=== YOUR TASK ===
Where a line holds the word "GLONASS", copy that line.

[begin MATERIAL TO PROCESS]

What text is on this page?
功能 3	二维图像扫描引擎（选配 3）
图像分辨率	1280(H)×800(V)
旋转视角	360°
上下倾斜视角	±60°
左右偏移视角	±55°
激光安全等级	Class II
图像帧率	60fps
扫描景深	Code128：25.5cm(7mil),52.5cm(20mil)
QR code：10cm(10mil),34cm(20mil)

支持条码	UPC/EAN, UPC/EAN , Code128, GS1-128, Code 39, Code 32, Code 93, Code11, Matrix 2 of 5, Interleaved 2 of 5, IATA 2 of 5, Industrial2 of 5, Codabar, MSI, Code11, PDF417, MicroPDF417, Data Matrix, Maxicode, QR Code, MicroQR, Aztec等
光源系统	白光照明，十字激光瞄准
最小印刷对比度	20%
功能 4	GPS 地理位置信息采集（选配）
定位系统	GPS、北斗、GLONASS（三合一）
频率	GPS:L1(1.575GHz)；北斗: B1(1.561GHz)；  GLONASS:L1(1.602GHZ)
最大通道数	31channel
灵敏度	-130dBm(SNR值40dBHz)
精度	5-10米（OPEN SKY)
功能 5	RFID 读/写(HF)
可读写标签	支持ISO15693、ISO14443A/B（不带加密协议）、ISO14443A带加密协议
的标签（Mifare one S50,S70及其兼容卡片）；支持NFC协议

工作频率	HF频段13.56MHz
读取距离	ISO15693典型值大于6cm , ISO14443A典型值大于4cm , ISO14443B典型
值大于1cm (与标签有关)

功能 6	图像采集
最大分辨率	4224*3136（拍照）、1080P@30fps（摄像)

[end MATERIAL TO PROCESS]

=== OUTPUT OF THE TASK ===
定位系统	GPS、北斗、GLONASS（三合一）
频率	GPS:L1(1.575GHz)；北斗: B1(1.561GHz)；  GLONASS:L1(1.602GHZ)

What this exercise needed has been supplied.